* TASK TO COMPLETE:
Below are records to repeat exactly. Omit the pictures from the copy.
-=-=-
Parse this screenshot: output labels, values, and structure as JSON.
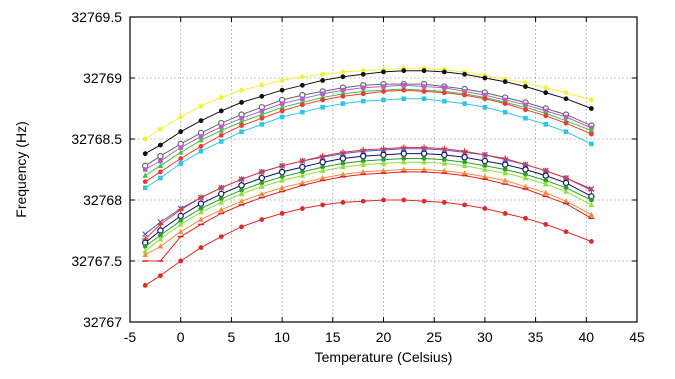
{
  "chart_data": {
    "type": "line",
    "title": "",
    "xlabel": "Temperature (Celsius)",
    "ylabel": "Frequency (Hz)",
    "xlim": [
      -5,
      45
    ],
    "ylim": [
      32767,
      32769.5
    ],
    "grid": true,
    "legend": "none",
    "x": [
      -3.5,
      -2,
      0,
      2,
      4,
      6,
      8,
      10,
      12,
      14,
      16,
      18,
      20,
      22,
      24,
      26,
      28,
      30,
      32,
      34,
      36,
      38,
      40.5
    ],
    "x_ticks": [
      -5,
      0,
      5,
      10,
      15,
      20,
      25,
      30,
      35,
      40,
      45
    ],
    "x_tick_labels": [
      "-5",
      "0",
      "5",
      "10",
      "15",
      "20",
      "25",
      "30",
      "35",
      "40",
      "45"
    ],
    "y_ticks": [
      32767,
      32767.5,
      32768,
      32768.5,
      32769,
      32769.5
    ],
    "y_tick_labels": [
      "32767",
      "32767.5",
      "32768",
      "32768.5",
      "32769",
      "32769.5"
    ],
    "series": [
      {
        "color": "#f2f23a",
        "marker": "circle",
        "values": [
          32768.5,
          32768.58,
          32768.68,
          32768.77,
          32768.84,
          32768.9,
          32768.94,
          32768.98,
          32769.01,
          32769.03,
          32769.05,
          32769.06,
          32769.07,
          32769.08,
          32769.08,
          32769.07,
          32769.05,
          32769.02,
          32768.99,
          32768.96,
          32768.92,
          32768.88,
          32768.82
        ]
      },
      {
        "color": "#111111",
        "marker": "circle",
        "values": [
          32768.38,
          32768.45,
          32768.56,
          32768.65,
          32768.73,
          32768.8,
          32768.85,
          32768.9,
          32768.94,
          32768.98,
          32769.01,
          32769.03,
          32769.05,
          32769.06,
          32769.06,
          32769.05,
          32769.03,
          32769.0,
          32768.97,
          32768.93,
          32768.88,
          32768.83,
          32768.75
        ]
      },
      {
        "color": "#666666",
        "marker": "open-circle",
        "values": [
          32768.28,
          32768.36,
          32768.46,
          32768.55,
          32768.63,
          32768.7,
          32768.76,
          32768.82,
          32768.86,
          32768.89,
          32768.92,
          32768.94,
          32768.95,
          32768.95,
          32768.95,
          32768.93,
          32768.91,
          32768.88,
          32768.84,
          32768.8,
          32768.75,
          32768.7,
          32768.61
        ]
      },
      {
        "color": "#b85cd6",
        "marker": "square",
        "values": [
          32768.25,
          32768.32,
          32768.43,
          32768.52,
          32768.6,
          32768.67,
          32768.73,
          32768.79,
          32768.83,
          32768.87,
          32768.9,
          32768.92,
          32768.93,
          32768.94,
          32768.93,
          32768.92,
          32768.89,
          32768.86,
          32768.82,
          32768.78,
          32768.73,
          32768.68,
          32768.59
        ]
      },
      {
        "color": "#3cc43c",
        "marker": "triangle",
        "values": [
          32768.2,
          32768.28,
          32768.39,
          32768.49,
          32768.57,
          32768.64,
          32768.7,
          32768.76,
          32768.8,
          32768.84,
          32768.87,
          32768.89,
          32768.9,
          32768.91,
          32768.9,
          32768.89,
          32768.87,
          32768.84,
          32768.8,
          32768.76,
          32768.71,
          32768.65,
          32768.57
        ]
      },
      {
        "color": "#f03a3a",
        "marker": "circle",
        "values": [
          32768.15,
          32768.23,
          32768.34,
          32768.44,
          32768.53,
          32768.61,
          32768.67,
          32768.73,
          32768.78,
          32768.82,
          32768.85,
          32768.87,
          32768.89,
          32768.9,
          32768.89,
          32768.88,
          32768.86,
          32768.83,
          32768.79,
          32768.74,
          32768.69,
          32768.63,
          32768.54
        ]
      },
      {
        "color": "#2fc6e6",
        "marker": "square",
        "values": [
          32768.1,
          32768.18,
          32768.3,
          32768.4,
          32768.48,
          32768.56,
          32768.62,
          32768.68,
          32768.72,
          32768.76,
          32768.79,
          32768.81,
          32768.82,
          32768.83,
          32768.83,
          32768.81,
          32768.79,
          32768.76,
          32768.72,
          32768.67,
          32768.62,
          32768.56,
          32768.46
        ]
      },
      {
        "color": "#5a5ad8",
        "marker": "x",
        "values": [
          32767.72,
          32767.82,
          32767.93,
          32768.02,
          32768.1,
          32768.17,
          32768.23,
          32768.28,
          32768.32,
          32768.35,
          32768.38,
          32768.4,
          32768.41,
          32768.42,
          32768.42,
          32768.41,
          32768.39,
          32768.37,
          32768.33,
          32768.29,
          32768.24,
          32768.18,
          32768.09
        ]
      },
      {
        "color": "#e23636",
        "marker": "plus",
        "values": [
          32767.68,
          32767.8,
          32767.92,
          32768.02,
          32768.1,
          32768.17,
          32768.23,
          32768.28,
          32768.32,
          32768.36,
          32768.39,
          32768.41,
          32768.42,
          32768.43,
          32768.43,
          32768.42,
          32768.4,
          32768.37,
          32768.34,
          32768.29,
          32768.24,
          32768.18,
          32768.08
        ]
      },
      {
        "color": "#101060",
        "marker": "open-circle",
        "values": [
          32767.65,
          32767.75,
          32767.87,
          32767.97,
          32768.05,
          32768.12,
          32768.18,
          32768.23,
          32768.27,
          32768.31,
          32768.34,
          32768.36,
          32768.37,
          32768.38,
          32768.38,
          32768.37,
          32768.35,
          32768.32,
          32768.29,
          32768.25,
          32768.2,
          32768.14,
          32768.03
        ]
      },
      {
        "color": "#2d9e2d",
        "marker": "circle",
        "values": [
          32767.62,
          32767.71,
          32767.83,
          32767.93,
          32768.01,
          32768.08,
          32768.14,
          32768.19,
          32768.23,
          32768.27,
          32768.3,
          32768.32,
          32768.33,
          32768.34,
          32768.34,
          32768.33,
          32768.31,
          32768.28,
          32768.25,
          32768.21,
          32768.16,
          32768.1,
          32768.0
        ]
      },
      {
        "color": "#8ee03c",
        "marker": "triangle",
        "values": [
          32767.58,
          32767.68,
          32767.8,
          32767.9,
          32767.98,
          32768.05,
          32768.11,
          32768.16,
          32768.2,
          32768.24,
          32768.27,
          32768.29,
          32768.3,
          32768.31,
          32768.31,
          32768.3,
          32768.28,
          32768.25,
          32768.22,
          32768.18,
          32768.13,
          32768.07,
          32767.96
        ]
      },
      {
        "color": "#f08c3c",
        "marker": "triangle",
        "values": [
          32767.55,
          32767.62,
          32767.74,
          32767.84,
          32767.92,
          32767.99,
          32768.05,
          32768.1,
          32768.14,
          32768.18,
          32768.21,
          32768.23,
          32768.24,
          32768.25,
          32768.25,
          32768.24,
          32768.22,
          32768.19,
          32768.16,
          32768.11,
          32768.06,
          32767.99,
          32767.88
        ]
      },
      {
        "color": "#e02020",
        "marker": "dash",
        "values": [
          32767.5,
          32767.5,
          32767.7,
          32767.8,
          32767.89,
          32767.96,
          32768.02,
          32768.07,
          32768.12,
          32768.16,
          32768.19,
          32768.21,
          32768.22,
          32768.23,
          32768.23,
          32768.22,
          32768.2,
          32768.17,
          32768.13,
          32768.09,
          32768.03,
          32767.97,
          32767.85
        ]
      },
      {
        "color": "#dd2a2a",
        "marker": "circle",
        "values": [
          32767.3,
          32767.38,
          32767.5,
          32767.61,
          32767.7,
          32767.78,
          32767.84,
          32767.89,
          32767.93,
          32767.96,
          32767.98,
          32767.99,
          32768.0,
          32768.0,
          32767.99,
          32767.98,
          32767.96,
          32767.93,
          32767.89,
          32767.85,
          32767.8,
          32767.74,
          32767.66
        ]
      }
    ]
  }
}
-=-=-
* COMPLETED TASK:
Parse this screenshot: output labels, values, and structure as JSON.
{
  "chart_data": {
    "type": "line",
    "title": "",
    "xlabel": "Temperature (Celsius)",
    "ylabel": "Frequency (Hz)",
    "xlim": [
      -5,
      45
    ],
    "ylim": [
      32767,
      32769.5
    ],
    "grid": true,
    "legend": "none",
    "x": [
      -3.5,
      -2,
      0,
      2,
      4,
      6,
      8,
      10,
      12,
      14,
      16,
      18,
      20,
      22,
      24,
      26,
      28,
      30,
      32,
      34,
      36,
      38,
      40.5
    ],
    "x_ticks": [
      -5,
      0,
      5,
      10,
      15,
      20,
      25,
      30,
      35,
      40,
      45
    ],
    "x_tick_labels": [
      "-5",
      "0",
      "5",
      "10",
      "15",
      "20",
      "25",
      "30",
      "35",
      "40",
      "45"
    ],
    "y_ticks": [
      32767,
      32767.5,
      32768,
      32768.5,
      32769,
      32769.5
    ],
    "y_tick_labels": [
      "32767",
      "32767.5",
      "32768",
      "32768.5",
      "32769",
      "32769.5"
    ],
    "series": [
      {
        "color": "#f2f23a",
        "marker": "circle",
        "values": [
          32768.5,
          32768.58,
          32768.68,
          32768.77,
          32768.84,
          32768.9,
          32768.94,
          32768.98,
          32769.01,
          32769.03,
          32769.05,
          32769.06,
          32769.07,
          32769.08,
          32769.08,
          32769.07,
          32769.05,
          32769.02,
          32768.99,
          32768.96,
          32768.92,
          32768.88,
          32768.82
        ]
      },
      {
        "color": "#111111",
        "marker": "circle",
        "values": [
          32768.38,
          32768.45,
          32768.56,
          32768.65,
          32768.73,
          32768.8,
          32768.85,
          32768.9,
          32768.94,
          32768.98,
          32769.01,
          32769.03,
          32769.05,
          32769.06,
          32769.06,
          32769.05,
          32769.03,
          32769.0,
          32768.97,
          32768.93,
          32768.88,
          32768.83,
          32768.75
        ]
      },
      {
        "color": "#666666",
        "marker": "open-circle",
        "values": [
          32768.28,
          32768.36,
          32768.46,
          32768.55,
          32768.63,
          32768.7,
          32768.76,
          32768.82,
          32768.86,
          32768.89,
          32768.92,
          32768.94,
          32768.95,
          32768.95,
          32768.95,
          32768.93,
          32768.91,
          32768.88,
          32768.84,
          32768.8,
          32768.75,
          32768.7,
          32768.61
        ]
      },
      {
        "color": "#b85cd6",
        "marker": "square",
        "values": [
          32768.25,
          32768.32,
          32768.43,
          32768.52,
          32768.6,
          32768.67,
          32768.73,
          32768.79,
          32768.83,
          32768.87,
          32768.9,
          32768.92,
          32768.93,
          32768.94,
          32768.93,
          32768.92,
          32768.89,
          32768.86,
          32768.82,
          32768.78,
          32768.73,
          32768.68,
          32768.59
        ]
      },
      {
        "color": "#3cc43c",
        "marker": "triangle",
        "values": [
          32768.2,
          32768.28,
          32768.39,
          32768.49,
          32768.57,
          32768.64,
          32768.7,
          32768.76,
          32768.8,
          32768.84,
          32768.87,
          32768.89,
          32768.9,
          32768.91,
          32768.9,
          32768.89,
          32768.87,
          32768.84,
          32768.8,
          32768.76,
          32768.71,
          32768.65,
          32768.57
        ]
      },
      {
        "color": "#f03a3a",
        "marker": "circle",
        "values": [
          32768.15,
          32768.23,
          32768.34,
          32768.44,
          32768.53,
          32768.61,
          32768.67,
          32768.73,
          32768.78,
          32768.82,
          32768.85,
          32768.87,
          32768.89,
          32768.9,
          32768.89,
          32768.88,
          32768.86,
          32768.83,
          32768.79,
          32768.74,
          32768.69,
          32768.63,
          32768.54
        ]
      },
      {
        "color": "#2fc6e6",
        "marker": "square",
        "values": [
          32768.1,
          32768.18,
          32768.3,
          32768.4,
          32768.48,
          32768.56,
          32768.62,
          32768.68,
          32768.72,
          32768.76,
          32768.79,
          32768.81,
          32768.82,
          32768.83,
          32768.83,
          32768.81,
          32768.79,
          32768.76,
          32768.72,
          32768.67,
          32768.62,
          32768.56,
          32768.46
        ]
      },
      {
        "color": "#5a5ad8",
        "marker": "x",
        "values": [
          32767.72,
          32767.82,
          32767.93,
          32768.02,
          32768.1,
          32768.17,
          32768.23,
          32768.28,
          32768.32,
          32768.35,
          32768.38,
          32768.4,
          32768.41,
          32768.42,
          32768.42,
          32768.41,
          32768.39,
          32768.37,
          32768.33,
          32768.29,
          32768.24,
          32768.18,
          32768.09
        ]
      },
      {
        "color": "#e23636",
        "marker": "plus",
        "values": [
          32767.68,
          32767.8,
          32767.92,
          32768.02,
          32768.1,
          32768.17,
          32768.23,
          32768.28,
          32768.32,
          32768.36,
          32768.39,
          32768.41,
          32768.42,
          32768.43,
          32768.43,
          32768.42,
          32768.4,
          32768.37,
          32768.34,
          32768.29,
          32768.24,
          32768.18,
          32768.08
        ]
      },
      {
        "color": "#101060",
        "marker": "open-circle",
        "values": [
          32767.65,
          32767.75,
          32767.87,
          32767.97,
          32768.05,
          32768.12,
          32768.18,
          32768.23,
          32768.27,
          32768.31,
          32768.34,
          32768.36,
          32768.37,
          32768.38,
          32768.38,
          32768.37,
          32768.35,
          32768.32,
          32768.29,
          32768.25,
          32768.2,
          32768.14,
          32768.03
        ]
      },
      {
        "color": "#2d9e2d",
        "marker": "circle",
        "values": [
          32767.62,
          32767.71,
          32767.83,
          32767.93,
          32768.01,
          32768.08,
          32768.14,
          32768.19,
          32768.23,
          32768.27,
          32768.3,
          32768.32,
          32768.33,
          32768.34,
          32768.34,
          32768.33,
          32768.31,
          32768.28,
          32768.25,
          32768.21,
          32768.16,
          32768.1,
          32768.0
        ]
      },
      {
        "color": "#8ee03c",
        "marker": "triangle",
        "values": [
          32767.58,
          32767.68,
          32767.8,
          32767.9,
          32767.98,
          32768.05,
          32768.11,
          32768.16,
          32768.2,
          32768.24,
          32768.27,
          32768.29,
          32768.3,
          32768.31,
          32768.31,
          32768.3,
          32768.28,
          32768.25,
          32768.22,
          32768.18,
          32768.13,
          32768.07,
          32767.96
        ]
      },
      {
        "color": "#f08c3c",
        "marker": "triangle",
        "values": [
          32767.55,
          32767.62,
          32767.74,
          32767.84,
          32767.92,
          32767.99,
          32768.05,
          32768.1,
          32768.14,
          32768.18,
          32768.21,
          32768.23,
          32768.24,
          32768.25,
          32768.25,
          32768.24,
          32768.22,
          32768.19,
          32768.16,
          32768.11,
          32768.06,
          32767.99,
          32767.88
        ]
      },
      {
        "color": "#e02020",
        "marker": "dash",
        "values": [
          32767.5,
          32767.5,
          32767.7,
          32767.8,
          32767.89,
          32767.96,
          32768.02,
          32768.07,
          32768.12,
          32768.16,
          32768.19,
          32768.21,
          32768.22,
          32768.23,
          32768.23,
          32768.22,
          32768.2,
          32768.17,
          32768.13,
          32768.09,
          32768.03,
          32767.97,
          32767.85
        ]
      },
      {
        "color": "#dd2a2a",
        "marker": "circle",
        "values": [
          32767.3,
          32767.38,
          32767.5,
          32767.61,
          32767.7,
          32767.78,
          32767.84,
          32767.89,
          32767.93,
          32767.96,
          32767.98,
          32767.99,
          32768.0,
          32768.0,
          32767.99,
          32767.98,
          32767.96,
          32767.93,
          32767.89,
          32767.85,
          32767.8,
          32767.74,
          32767.66
        ]
      }
    ]
  }
}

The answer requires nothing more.